:: DIRECTIONS FOR THIS TASK ::
Reproduce each line of the material precisely.

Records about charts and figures
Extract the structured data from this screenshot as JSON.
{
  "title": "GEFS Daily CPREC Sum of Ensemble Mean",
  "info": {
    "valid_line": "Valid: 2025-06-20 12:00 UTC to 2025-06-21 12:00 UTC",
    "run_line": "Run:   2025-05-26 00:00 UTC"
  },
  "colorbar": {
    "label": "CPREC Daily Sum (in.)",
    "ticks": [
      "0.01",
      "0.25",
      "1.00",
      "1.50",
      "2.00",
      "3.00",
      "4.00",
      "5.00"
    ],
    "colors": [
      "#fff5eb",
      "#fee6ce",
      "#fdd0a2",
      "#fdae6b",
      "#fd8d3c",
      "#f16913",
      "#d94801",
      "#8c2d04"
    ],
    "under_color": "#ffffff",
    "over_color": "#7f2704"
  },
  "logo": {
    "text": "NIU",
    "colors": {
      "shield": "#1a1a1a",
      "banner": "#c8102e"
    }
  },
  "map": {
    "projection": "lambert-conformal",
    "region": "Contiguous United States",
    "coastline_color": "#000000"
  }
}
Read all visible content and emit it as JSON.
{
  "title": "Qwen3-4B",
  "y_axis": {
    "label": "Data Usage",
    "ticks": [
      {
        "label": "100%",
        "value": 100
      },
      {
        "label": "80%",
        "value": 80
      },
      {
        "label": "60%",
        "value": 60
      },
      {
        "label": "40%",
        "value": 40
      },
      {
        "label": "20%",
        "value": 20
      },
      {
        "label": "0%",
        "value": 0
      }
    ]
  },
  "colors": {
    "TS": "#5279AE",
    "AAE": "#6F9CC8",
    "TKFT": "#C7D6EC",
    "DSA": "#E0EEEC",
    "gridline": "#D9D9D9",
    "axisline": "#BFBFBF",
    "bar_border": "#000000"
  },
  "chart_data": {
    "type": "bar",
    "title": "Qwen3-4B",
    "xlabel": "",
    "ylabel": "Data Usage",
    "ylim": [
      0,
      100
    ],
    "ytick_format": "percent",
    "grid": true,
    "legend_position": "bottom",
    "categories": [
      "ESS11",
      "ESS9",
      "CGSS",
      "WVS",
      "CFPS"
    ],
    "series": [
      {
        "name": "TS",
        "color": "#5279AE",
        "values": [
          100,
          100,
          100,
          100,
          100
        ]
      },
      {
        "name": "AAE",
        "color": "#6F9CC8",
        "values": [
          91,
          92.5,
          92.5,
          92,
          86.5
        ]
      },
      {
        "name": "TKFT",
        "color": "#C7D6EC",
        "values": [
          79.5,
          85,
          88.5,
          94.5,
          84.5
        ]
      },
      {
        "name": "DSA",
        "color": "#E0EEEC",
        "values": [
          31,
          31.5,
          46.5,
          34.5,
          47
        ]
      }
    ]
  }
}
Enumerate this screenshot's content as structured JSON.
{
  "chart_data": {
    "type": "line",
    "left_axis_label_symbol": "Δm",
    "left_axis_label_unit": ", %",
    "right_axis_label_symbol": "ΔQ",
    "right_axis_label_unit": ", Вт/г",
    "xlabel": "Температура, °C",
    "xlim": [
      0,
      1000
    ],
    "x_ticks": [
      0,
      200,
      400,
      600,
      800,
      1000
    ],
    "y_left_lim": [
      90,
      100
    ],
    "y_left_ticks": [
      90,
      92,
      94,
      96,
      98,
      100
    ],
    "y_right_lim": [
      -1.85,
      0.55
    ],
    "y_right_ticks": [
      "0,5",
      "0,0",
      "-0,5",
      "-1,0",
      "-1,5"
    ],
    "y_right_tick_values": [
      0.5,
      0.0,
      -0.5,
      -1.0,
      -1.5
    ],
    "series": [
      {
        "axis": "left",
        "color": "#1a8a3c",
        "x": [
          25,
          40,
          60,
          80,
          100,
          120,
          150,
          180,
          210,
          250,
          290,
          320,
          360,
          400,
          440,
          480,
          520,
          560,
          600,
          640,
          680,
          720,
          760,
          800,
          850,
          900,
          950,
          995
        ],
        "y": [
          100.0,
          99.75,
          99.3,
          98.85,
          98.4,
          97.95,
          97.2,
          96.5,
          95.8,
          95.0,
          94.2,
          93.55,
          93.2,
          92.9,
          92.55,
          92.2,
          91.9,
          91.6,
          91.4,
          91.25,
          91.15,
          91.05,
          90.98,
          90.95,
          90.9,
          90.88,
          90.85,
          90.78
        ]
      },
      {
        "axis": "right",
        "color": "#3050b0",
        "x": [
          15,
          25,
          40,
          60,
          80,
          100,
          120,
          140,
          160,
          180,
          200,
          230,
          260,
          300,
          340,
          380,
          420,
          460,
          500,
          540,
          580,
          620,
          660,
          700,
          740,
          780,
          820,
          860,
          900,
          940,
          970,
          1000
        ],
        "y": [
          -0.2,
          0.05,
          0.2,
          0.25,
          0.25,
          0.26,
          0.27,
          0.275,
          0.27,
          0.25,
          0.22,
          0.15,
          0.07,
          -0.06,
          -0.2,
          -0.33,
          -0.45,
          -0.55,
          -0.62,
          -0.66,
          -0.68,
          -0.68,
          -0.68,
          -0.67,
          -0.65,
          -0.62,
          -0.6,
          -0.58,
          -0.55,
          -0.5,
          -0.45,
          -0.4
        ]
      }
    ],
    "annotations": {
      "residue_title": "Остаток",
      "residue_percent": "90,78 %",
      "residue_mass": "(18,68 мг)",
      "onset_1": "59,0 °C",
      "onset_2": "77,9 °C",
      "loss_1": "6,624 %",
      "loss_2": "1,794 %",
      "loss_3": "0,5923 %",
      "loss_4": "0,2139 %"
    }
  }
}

:: RIGHT ANSWER ::
Extract the structured data from this screenshot as JSON.
{
  "title": "GEFS Daily CPREC Sum of Ensemble Mean",
  "info": {
    "valid_line": "Valid: 2025-06-20 12:00 UTC to 2025-06-21 12:00 UTC",
    "run_line": "Run:   2025-05-26 00:00 UTC"
  },
  "colorbar": {
    "label": "CPREC Daily Sum (in.)",
    "ticks": [
      "0.01",
      "0.25",
      "1.00",
      "1.50",
      "2.00",
      "3.00",
      "4.00",
      "5.00"
    ],
    "colors": [
      "#fff5eb",
      "#fee6ce",
      "#fdd0a2",
      "#fdae6b",
      "#fd8d3c",
      "#f16913",
      "#d94801",
      "#8c2d04"
    ],
    "under_color": "#ffffff",
    "over_color": "#7f2704"
  },
  "logo": {
    "text": "NIU",
    "colors": {
      "shield": "#1a1a1a",
      "banner": "#c8102e"
    }
  },
  "map": {
    "projection": "lambert-conformal",
    "region": "Contiguous United States",
    "coastline_color": "#000000"
  }
}
Read all visible content and emit it as JSON.
{
  "title": "Qwen3-4B",
  "y_axis": {
    "label": "Data Usage",
    "ticks": [
      {
        "label": "100%",
        "value": 100
      },
      {
        "label": "80%",
        "value": 80
      },
      {
        "label": "60%",
        "value": 60
      },
      {
        "label": "40%",
        "value": 40
      },
      {
        "label": "20%",
        "value": 20
      },
      {
        "label": "0%",
        "value": 0
      }
    ]
  },
  "colors": {
    "TS": "#5279AE",
    "AAE": "#6F9CC8",
    "TKFT": "#C7D6EC",
    "DSA": "#E0EEEC",
    "gridline": "#D9D9D9",
    "axisline": "#BFBFBF",
    "bar_border": "#000000"
  },
  "chart_data": {
    "type": "bar",
    "title": "Qwen3-4B",
    "xlabel": "",
    "ylabel": "Data Usage",
    "ylim": [
      0,
      100
    ],
    "ytick_format": "percent",
    "grid": true,
    "legend_position": "bottom",
    "categories": [
      "ESS11",
      "ESS9",
      "CGSS",
      "WVS",
      "CFPS"
    ],
    "series": [
      {
        "name": "TS",
        "color": "#5279AE",
        "values": [
          100,
          100,
          100,
          100,
          100
        ]
      },
      {
        "name": "AAE",
        "color": "#6F9CC8",
        "values": [
          91,
          92.5,
          92.5,
          92,
          86.5
        ]
      },
      {
        "name": "TKFT",
        "color": "#C7D6EC",
        "values": [
          79.5,
          85,
          88.5,
          94.5,
          84.5
        ]
      },
      {
        "name": "DSA",
        "color": "#E0EEEC",
        "values": [
          31,
          31.5,
          46.5,
          34.5,
          47
        ]
      }
    ]
  }
}
Enumerate this screenshot's content as structured JSON.
{
  "chart_data": {
    "type": "line",
    "left_axis_label_symbol": "Δm",
    "left_axis_label_unit": ", %",
    "right_axis_label_symbol": "ΔQ",
    "right_axis_label_unit": ", Вт/г",
    "xlabel": "Температура, °C",
    "xlim": [
      0,
      1000
    ],
    "x_ticks": [
      0,
      200,
      400,
      600,
      800,
      1000
    ],
    "y_left_lim": [
      90,
      100
    ],
    "y_left_ticks": [
      90,
      92,
      94,
      96,
      98,
      100
    ],
    "y_right_lim": [
      -1.85,
      0.55
    ],
    "y_right_ticks": [
      "0,5",
      "0,0",
      "-0,5",
      "-1,0",
      "-1,5"
    ],
    "y_right_tick_values": [
      0.5,
      0.0,
      -0.5,
      -1.0,
      -1.5
    ],
    "series": [
      {
        "axis": "left",
        "color": "#1a8a3c",
        "x": [
          25,
          40,
          60,
          80,
          100,
          120,
          150,
          180,
          210,
          250,
          290,
          320,
          360,
          400,
          440,
          480,
          520,
          560,
          600,
          640,
          680,
          720,
          760,
          800,
          850,
          900,
          950,
          995
        ],
        "y": [
          100.0,
          99.75,
          99.3,
          98.85,
          98.4,
          97.95,
          97.2,
          96.5,
          95.8,
          95.0,
          94.2,
          93.55,
          93.2,
          92.9,
          92.55,
          92.2,
          91.9,
          91.6,
          91.4,
          91.25,
          91.15,
          91.05,
          90.98,
          90.95,
          90.9,
          90.88,
          90.85,
          90.78
        ]
      },
      {
        "axis": "right",
        "color": "#3050b0",
        "x": [
          15,
          25,
          40,
          60,
          80,
          100,
          120,
          140,
          160,
          180,
          200,
          230,
          260,
          300,
          340,
          380,
          420,
          460,
          500,
          540,
          580,
          620,
          660,
          700,
          740,
          780,
          820,
          860,
          900,
          940,
          970,
          1000
        ],
        "y": [
          -0.2,
          0.05,
          0.2,
          0.25,
          0.25,
          0.26,
          0.27,
          0.275,
          0.27,
          0.25,
          0.22,
          0.15,
          0.07,
          -0.06,
          -0.2,
          -0.33,
          -0.45,
          -0.55,
          -0.62,
          -0.66,
          -0.68,
          -0.68,
          -0.68,
          -0.67,
          -0.65,
          -0.62,
          -0.6,
          -0.58,
          -0.55,
          -0.5,
          -0.45,
          -0.4
        ]
      }
    ],
    "annotations": {
      "residue_title": "Остаток",
      "residue_percent": "90,78 %",
      "residue_mass": "(18,68 мг)",
      "onset_1": "59,0 °C",
      "onset_2": "77,9 °C",
      "loss_1": "6,624 %",
      "loss_2": "1,794 %",
      "loss_3": "0,5923 %",
      "loss_4": "0,2139 %"
    }
  }
}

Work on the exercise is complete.